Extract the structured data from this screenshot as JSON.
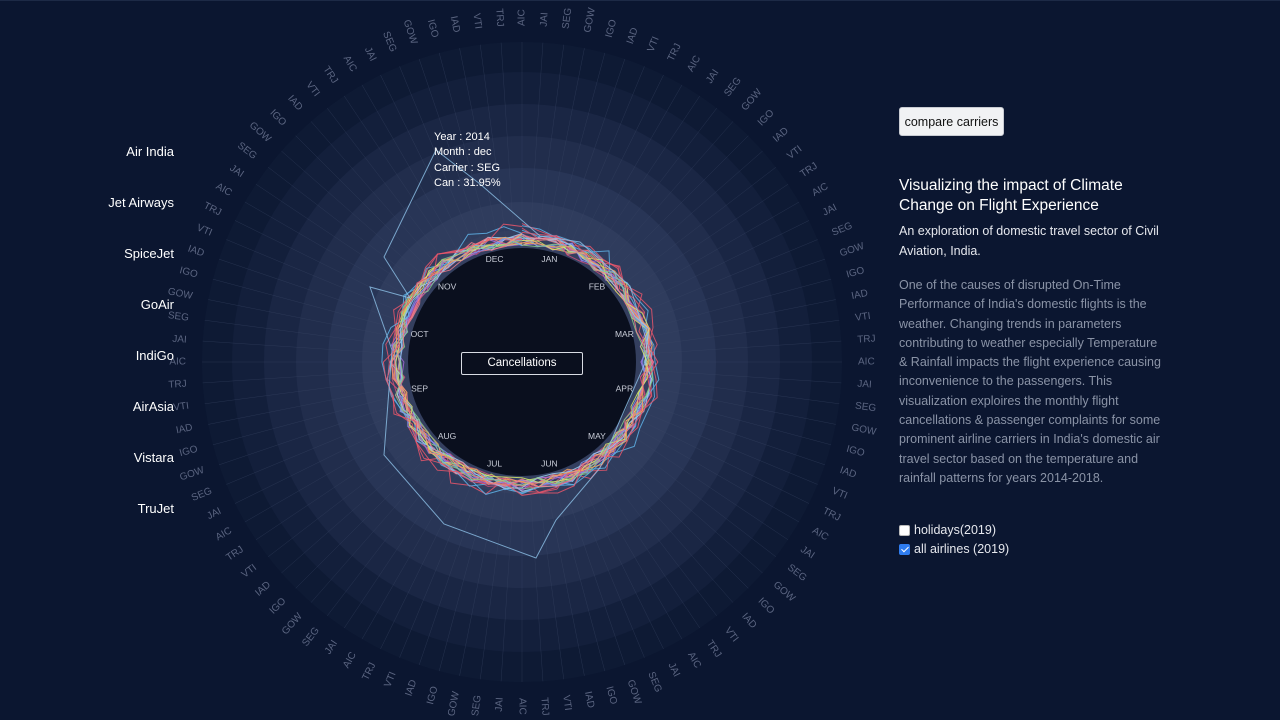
{
  "carriers": [
    "Air India",
    "Jet Airways",
    "SpiceJet",
    "GoAir",
    "IndiGo",
    "AirAsia",
    "Vistara",
    "TruJet"
  ],
  "chart_data": {
    "type": "radial-line",
    "months": [
      "JAN",
      "FEB",
      "MAR",
      "APR",
      "MAY",
      "JUN",
      "JUL",
      "AUG",
      "SEP",
      "OCT",
      "NOV",
      "DEC"
    ],
    "carrier_codes": [
      "AIC",
      "JAI",
      "SEG",
      "GOW",
      "IGO",
      "IAD",
      "VTI",
      "TRJ"
    ],
    "center_label": "Cancellations",
    "colors": [
      "#e8566b",
      "#f07c8c",
      "#c94d7a",
      "#a36ad6",
      "#7f93f0",
      "#5fb3e8",
      "#9ed0f0",
      "#d6e86a",
      "#f4a35a",
      "#86c98a"
    ]
  },
  "tooltip": {
    "line1": "Year : 2014",
    "line2": "Month : dec",
    "line3": "Carrier : SEG",
    "line4": "Can : 31.95%"
  },
  "controls": {
    "compare_label": "compare carriers",
    "holidays_label": "holidays(2019)",
    "holidays_checked": false,
    "all_airlines_label": "all airlines (2019)",
    "all_airlines_checked": true
  },
  "panel": {
    "title": "Visualizing the impact of Climate Change on Flight Experience",
    "subtitle": "An exploration of domestic travel sector of Civil Aviation, India.",
    "description": "One of the causes of disrupted On-Time Performance of India's domestic flights is the weather. Changing trends in parameters contributing to weather especially Temperature & Rainfall impacts the flight experience causing inconvenience to the passengers. This visualization exploires the monthly flight cancellations & passenger complaints for some prominent airline carriers in India's domestic air travel sector based on the temperature and rainfall patterns for years 2014-2018."
  }
}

GOAL
Leave out the pictures and restate everything else word for word.

RESULT OF THE EXERCISE
Extract the structured data from this screenshot as JSON.
{
  "carriers": [
    "Air India",
    "Jet Airways",
    "SpiceJet",
    "GoAir",
    "IndiGo",
    "AirAsia",
    "Vistara",
    "TruJet"
  ],
  "chart_data": {
    "type": "radial-line",
    "months": [
      "JAN",
      "FEB",
      "MAR",
      "APR",
      "MAY",
      "JUN",
      "JUL",
      "AUG",
      "SEP",
      "OCT",
      "NOV",
      "DEC"
    ],
    "carrier_codes": [
      "AIC",
      "JAI",
      "SEG",
      "GOW",
      "IGO",
      "IAD",
      "VTI",
      "TRJ"
    ],
    "center_label": "Cancellations",
    "colors": [
      "#e8566b",
      "#f07c8c",
      "#c94d7a",
      "#a36ad6",
      "#7f93f0",
      "#5fb3e8",
      "#9ed0f0",
      "#d6e86a",
      "#f4a35a",
      "#86c98a"
    ]
  },
  "tooltip": {
    "line1": "Year : 2014",
    "line2": "Month : dec",
    "line3": "Carrier : SEG",
    "line4": "Can : 31.95%"
  },
  "controls": {
    "compare_label": "compare carriers",
    "holidays_label": "holidays(2019)",
    "holidays_checked": false,
    "all_airlines_label": "all airlines (2019)",
    "all_airlines_checked": true
  },
  "panel": {
    "title": "Visualizing the impact of Climate Change on Flight Experience",
    "subtitle": "An exploration of domestic travel sector of Civil Aviation, India.",
    "description": "One of the causes of disrupted On-Time Performance of India's domestic flights is the weather. Changing trends in parameters contributing to weather especially Temperature & Rainfall impacts the flight experience causing inconvenience to the passengers. This visualization exploires the monthly flight cancellations & passenger complaints for some prominent airline carriers in India's domestic air travel sector based on the temperature and rainfall patterns for years 2014-2018."
  }
}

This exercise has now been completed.